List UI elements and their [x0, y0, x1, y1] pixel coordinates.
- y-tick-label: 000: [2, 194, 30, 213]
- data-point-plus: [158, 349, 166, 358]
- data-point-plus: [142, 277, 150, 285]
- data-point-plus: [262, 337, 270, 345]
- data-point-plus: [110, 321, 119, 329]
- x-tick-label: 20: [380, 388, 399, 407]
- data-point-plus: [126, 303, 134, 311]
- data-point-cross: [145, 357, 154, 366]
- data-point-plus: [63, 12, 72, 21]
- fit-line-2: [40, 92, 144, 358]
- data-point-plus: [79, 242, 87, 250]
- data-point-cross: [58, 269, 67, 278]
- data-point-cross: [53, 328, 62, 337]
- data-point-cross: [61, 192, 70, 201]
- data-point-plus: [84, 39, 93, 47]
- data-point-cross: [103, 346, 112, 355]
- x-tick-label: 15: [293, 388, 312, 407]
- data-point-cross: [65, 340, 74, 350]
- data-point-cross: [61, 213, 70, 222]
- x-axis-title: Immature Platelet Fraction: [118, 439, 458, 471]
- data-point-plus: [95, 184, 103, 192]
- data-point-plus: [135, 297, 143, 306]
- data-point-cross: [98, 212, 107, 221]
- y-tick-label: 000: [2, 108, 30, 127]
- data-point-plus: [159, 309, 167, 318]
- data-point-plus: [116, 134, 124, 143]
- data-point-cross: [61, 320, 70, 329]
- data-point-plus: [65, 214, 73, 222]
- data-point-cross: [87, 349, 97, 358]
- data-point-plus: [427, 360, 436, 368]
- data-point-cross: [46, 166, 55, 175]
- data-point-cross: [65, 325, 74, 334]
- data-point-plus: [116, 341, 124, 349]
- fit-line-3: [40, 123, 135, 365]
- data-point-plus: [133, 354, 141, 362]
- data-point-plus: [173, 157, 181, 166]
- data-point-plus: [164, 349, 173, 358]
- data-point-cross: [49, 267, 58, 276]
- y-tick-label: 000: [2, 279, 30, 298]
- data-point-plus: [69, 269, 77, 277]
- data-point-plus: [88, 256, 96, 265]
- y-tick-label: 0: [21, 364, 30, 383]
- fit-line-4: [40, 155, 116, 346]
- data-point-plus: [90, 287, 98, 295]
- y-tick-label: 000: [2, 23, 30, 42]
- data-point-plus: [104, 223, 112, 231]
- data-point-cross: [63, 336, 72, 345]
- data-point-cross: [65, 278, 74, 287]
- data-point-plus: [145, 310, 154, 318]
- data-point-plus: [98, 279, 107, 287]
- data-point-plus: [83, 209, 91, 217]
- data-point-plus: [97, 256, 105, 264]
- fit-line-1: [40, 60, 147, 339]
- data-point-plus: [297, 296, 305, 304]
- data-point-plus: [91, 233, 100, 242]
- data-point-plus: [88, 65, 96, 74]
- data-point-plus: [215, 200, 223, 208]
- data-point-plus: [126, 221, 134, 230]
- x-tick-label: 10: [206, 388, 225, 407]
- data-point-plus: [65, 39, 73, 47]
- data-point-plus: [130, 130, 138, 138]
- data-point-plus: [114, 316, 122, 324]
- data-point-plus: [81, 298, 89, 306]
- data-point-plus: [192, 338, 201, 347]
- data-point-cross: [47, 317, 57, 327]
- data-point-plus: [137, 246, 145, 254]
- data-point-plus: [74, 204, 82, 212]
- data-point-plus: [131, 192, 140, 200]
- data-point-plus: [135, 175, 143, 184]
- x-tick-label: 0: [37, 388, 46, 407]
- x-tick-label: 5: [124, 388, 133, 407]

Problem details
Rewrite the material above with every occurrence of "data-point-cross" changed to "data-point-x", leaving everything else the same.

Problem solution
List UI elements and their [x0, y0, x1, y1] pixel coordinates.
- y-tick-label: 000: [2, 194, 30, 213]
- data-point-plus: [158, 349, 166, 358]
- data-point-plus: [142, 277, 150, 285]
- data-point-plus: [262, 337, 270, 345]
- data-point-plus: [110, 321, 119, 329]
- x-tick-label: 20: [380, 388, 399, 407]
- data-point-plus: [126, 303, 134, 311]
- data-point-x: [145, 357, 154, 366]
- data-point-plus: [63, 12, 72, 21]
- fit-line-2: [40, 92, 144, 358]
- data-point-plus: [79, 242, 87, 250]
- data-point-x: [58, 269, 67, 278]
- data-point-x: [53, 328, 62, 337]
- data-point-x: [61, 192, 70, 201]
- data-point-plus: [84, 39, 93, 47]
- data-point-x: [103, 346, 112, 355]
- x-tick-label: 15: [293, 388, 312, 407]
- data-point-x: [65, 340, 74, 350]
- data-point-x: [61, 213, 70, 222]
- x-axis-title: Immature Platelet Fraction: [118, 439, 458, 471]
- data-point-plus: [95, 184, 103, 192]
- data-point-plus: [135, 297, 143, 306]
- data-point-x: [98, 212, 107, 221]
- y-tick-label: 000: [2, 108, 30, 127]
- data-point-plus: [159, 309, 167, 318]
- data-point-plus: [116, 134, 124, 143]
- data-point-x: [61, 320, 70, 329]
- data-point-plus: [65, 214, 73, 222]
- data-point-x: [87, 349, 97, 358]
- data-point-plus: [427, 360, 436, 368]
- data-point-x: [46, 166, 55, 175]
- data-point-x: [65, 325, 74, 334]
- data-point-plus: [116, 341, 124, 349]
- fit-line-3: [40, 123, 135, 365]
- data-point-plus: [133, 354, 141, 362]
- data-point-plus: [173, 157, 181, 166]
- data-point-plus: [164, 349, 173, 358]
- data-point-x: [49, 267, 58, 276]
- y-tick-label: 000: [2, 279, 30, 298]
- data-point-plus: [69, 269, 77, 277]
- data-point-plus: [88, 256, 96, 265]
- y-tick-label: 0: [21, 364, 30, 383]
- fit-line-4: [40, 155, 116, 346]
- data-point-plus: [90, 287, 98, 295]
- y-tick-label: 000: [2, 23, 30, 42]
- data-point-plus: [104, 223, 112, 231]
- data-point-x: [63, 336, 72, 345]
- data-point-x: [65, 278, 74, 287]
- data-point-plus: [145, 310, 154, 318]
- data-point-plus: [98, 279, 107, 287]
- data-point-plus: [83, 209, 91, 217]
- data-point-plus: [97, 256, 105, 264]
- fit-line-1: [40, 60, 147, 339]
- data-point-plus: [297, 296, 305, 304]
- data-point-plus: [91, 233, 100, 242]
- data-point-plus: [88, 65, 96, 74]
- data-point-plus: [215, 200, 223, 208]
- data-point-plus: [126, 221, 134, 230]
- x-tick-label: 10: [206, 388, 225, 407]
- data-point-plus: [65, 39, 73, 47]
- data-point-plus: [130, 130, 138, 138]
- data-point-plus: [114, 316, 122, 324]
- data-point-plus: [81, 298, 89, 306]
- data-point-plus: [192, 338, 201, 347]
- data-point-x: [47, 317, 57, 327]
- data-point-plus: [137, 246, 145, 254]
- data-point-plus: [74, 204, 82, 212]
- data-point-plus: [131, 192, 140, 200]
- data-point-plus: [135, 175, 143, 184]
- x-tick-label: 0: [37, 388, 46, 407]
- x-tick-label: 5: [124, 388, 133, 407]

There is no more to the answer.